═══ Rows

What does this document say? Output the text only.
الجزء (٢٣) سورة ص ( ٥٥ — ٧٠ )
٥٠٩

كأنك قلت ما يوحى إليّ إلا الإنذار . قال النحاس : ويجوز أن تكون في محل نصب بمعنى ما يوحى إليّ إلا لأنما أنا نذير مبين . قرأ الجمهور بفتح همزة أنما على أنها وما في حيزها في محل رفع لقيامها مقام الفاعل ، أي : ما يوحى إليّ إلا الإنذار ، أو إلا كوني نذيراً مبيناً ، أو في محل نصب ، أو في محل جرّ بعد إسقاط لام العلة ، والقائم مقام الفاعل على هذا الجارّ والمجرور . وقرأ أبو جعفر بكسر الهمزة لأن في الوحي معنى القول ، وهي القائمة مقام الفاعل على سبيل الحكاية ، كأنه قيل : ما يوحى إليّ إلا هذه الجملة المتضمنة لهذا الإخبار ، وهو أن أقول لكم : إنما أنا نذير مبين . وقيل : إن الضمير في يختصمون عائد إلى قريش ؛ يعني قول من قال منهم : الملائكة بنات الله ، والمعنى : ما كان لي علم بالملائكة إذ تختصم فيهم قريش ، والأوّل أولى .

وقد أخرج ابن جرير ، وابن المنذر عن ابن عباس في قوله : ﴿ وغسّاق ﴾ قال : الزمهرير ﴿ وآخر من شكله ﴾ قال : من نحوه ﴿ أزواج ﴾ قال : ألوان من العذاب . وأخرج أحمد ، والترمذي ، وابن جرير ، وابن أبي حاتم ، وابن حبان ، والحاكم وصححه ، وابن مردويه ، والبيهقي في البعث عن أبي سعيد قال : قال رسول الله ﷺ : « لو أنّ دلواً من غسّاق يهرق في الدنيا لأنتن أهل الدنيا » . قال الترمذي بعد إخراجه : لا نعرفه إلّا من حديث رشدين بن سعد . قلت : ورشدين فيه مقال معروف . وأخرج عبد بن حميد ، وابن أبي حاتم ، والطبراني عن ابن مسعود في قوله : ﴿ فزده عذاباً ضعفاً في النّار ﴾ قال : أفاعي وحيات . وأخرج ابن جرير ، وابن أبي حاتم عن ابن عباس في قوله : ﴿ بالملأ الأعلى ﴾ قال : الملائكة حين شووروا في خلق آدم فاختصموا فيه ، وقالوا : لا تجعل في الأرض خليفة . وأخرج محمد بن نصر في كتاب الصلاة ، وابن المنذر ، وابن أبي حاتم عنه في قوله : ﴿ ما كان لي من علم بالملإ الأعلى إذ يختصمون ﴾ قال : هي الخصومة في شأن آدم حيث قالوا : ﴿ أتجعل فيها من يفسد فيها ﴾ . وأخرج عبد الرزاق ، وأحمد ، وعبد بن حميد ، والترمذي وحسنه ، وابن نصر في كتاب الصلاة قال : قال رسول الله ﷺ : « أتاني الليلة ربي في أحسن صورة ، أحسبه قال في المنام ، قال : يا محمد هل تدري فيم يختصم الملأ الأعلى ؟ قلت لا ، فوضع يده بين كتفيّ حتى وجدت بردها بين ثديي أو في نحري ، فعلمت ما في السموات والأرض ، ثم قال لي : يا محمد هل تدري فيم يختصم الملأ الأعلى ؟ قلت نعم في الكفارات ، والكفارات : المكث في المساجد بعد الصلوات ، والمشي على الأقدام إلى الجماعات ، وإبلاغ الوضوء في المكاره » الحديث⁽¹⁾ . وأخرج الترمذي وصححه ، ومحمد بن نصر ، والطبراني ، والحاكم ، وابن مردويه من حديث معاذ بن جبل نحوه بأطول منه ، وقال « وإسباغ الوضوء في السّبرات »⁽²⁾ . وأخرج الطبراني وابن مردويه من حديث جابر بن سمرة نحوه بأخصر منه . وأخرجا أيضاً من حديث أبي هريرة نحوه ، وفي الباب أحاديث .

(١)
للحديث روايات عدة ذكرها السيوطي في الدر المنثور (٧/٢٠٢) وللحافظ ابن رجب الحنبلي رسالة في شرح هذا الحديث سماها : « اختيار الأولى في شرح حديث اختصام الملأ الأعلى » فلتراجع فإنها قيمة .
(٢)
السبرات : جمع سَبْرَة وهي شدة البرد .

══════

▸ What you will do:
Output all of the data again, exactly.

▸ Finished answer:
What does this document say? Output the text only.
الجزء (٢٣) سورة ص ( ٥٥ — ٧٠ )
٥٠٩

كأنك قلت ما يوحى إليّ إلا الإنذار . قال النحاس : ويجوز أن تكون في محل نصب بمعنى ما يوحى إليّ إلا لأنما أنا نذير مبين . قرأ الجمهور بفتح همزة أنما على أنها وما في حيزها في محل رفع لقيامها مقام الفاعل ، أي : ما يوحى إليّ إلا الإنذار ، أو إلا كوني نذيراً مبيناً ، أو في محل نصب ، أو في محل جرّ بعد إسقاط لام العلة ، والقائم مقام الفاعل على هذا الجارّ والمجرور . وقرأ أبو جعفر بكسر الهمزة لأن في الوحي معنى القول ، وهي القائمة مقام الفاعل على سبيل الحكاية ، كأنه قيل : ما يوحى إليّ إلا هذه الجملة المتضمنة لهذا الإخبار ، وهو أن أقول لكم : إنما أنا نذير مبين . وقيل : إن الضمير في يختصمون عائد إلى قريش ؛ يعني قول من قال منهم : الملائكة بنات الله ، والمعنى : ما كان لي علم بالملائكة إذ تختصم فيهم قريش ، والأوّل أولى .

وقد أخرج ابن جرير ، وابن المنذر عن ابن عباس في قوله : ﴿ وغسّاق ﴾ قال : الزمهرير ﴿ وآخر من شكله ﴾ قال : من نحوه ﴿ أزواج ﴾ قال : ألوان من العذاب . وأخرج أحمد ، والترمذي ، وابن جرير ، وابن أبي حاتم ، وابن حبان ، والحاكم وصححه ، وابن مردويه ، والبيهقي في البعث عن أبي سعيد قال : قال رسول الله ﷺ : « لو أنّ دلواً من غسّاق يهرق في الدنيا لأنتن أهل الدنيا » . قال الترمذي بعد إخراجه : لا نعرفه إلّا من حديث رشدين بن سعد . قلت : ورشدين فيه مقال معروف . وأخرج عبد بن حميد ، وابن أبي حاتم ، والطبراني عن ابن مسعود في قوله : ﴿ فزده عذاباً ضعفاً في النّار ﴾ قال : أفاعي وحيات . وأخرج ابن جرير ، وابن أبي حاتم عن ابن عباس في قوله : ﴿ بالملأ الأعلى ﴾ قال : الملائكة حين شووروا في خلق آدم فاختصموا فيه ، وقالوا : لا تجعل في الأرض خليفة . وأخرج محمد بن نصر في كتاب الصلاة ، وابن المنذر ، وابن أبي حاتم عنه في قوله : ﴿ ما كان لي من علم بالملإ الأعلى إذ يختصمون ﴾ قال : هي الخصومة في شأن آدم حيث قالوا : ﴿ أتجعل فيها من يفسد فيها ﴾ . وأخرج عبد الرزاق ، وأحمد ، وعبد بن حميد ، والترمذي وحسنه ، وابن نصر في كتاب الصلاة قال : قال رسول الله ﷺ : « أتاني الليلة ربي في أحسن صورة ، أحسبه قال في المنام ، قال : يا محمد هل تدري فيم يختصم الملأ الأعلى ؟ قلت لا ، فوضع يده بين كتفيّ حتى وجدت بردها بين ثديي أو في نحري ، فعلمت ما في السموات والأرض ، ثم قال لي : يا محمد هل تدري فيم يختصم الملأ الأعلى ؟ قلت نعم في الكفارات ، والكفارات : المكث في المساجد بعد الصلوات ، والمشي على الأقدام إلى الجماعات ، وإبلاغ الوضوء في المكاره » الحديث⁽¹⁾ . وأخرج الترمذي وصححه ، ومحمد بن نصر ، والطبراني ، والحاكم ، وابن مردويه من حديث معاذ بن جبل نحوه بأطول منه ، وقال « وإسباغ الوضوء في السّبرات »⁽²⁾ . وأخرج الطبراني وابن مردويه من حديث جابر بن سمرة نحوه بأخصر منه . وأخرجا أيضاً من حديث أبي هريرة نحوه ، وفي الباب أحاديث .

(١)
للحديث روايات عدة ذكرها السيوطي في الدر المنثور (٧/٢٠٢) وللحافظ ابن رجب الحنبلي رسالة في شرح هذا الحديث سماها : « اختيار الأولى في شرح حديث اختصام الملأ الأعلى » فلتراجع فإنها قيمة .
(٢)
السبرات : جمع سَبْرَة وهي شدة البرد .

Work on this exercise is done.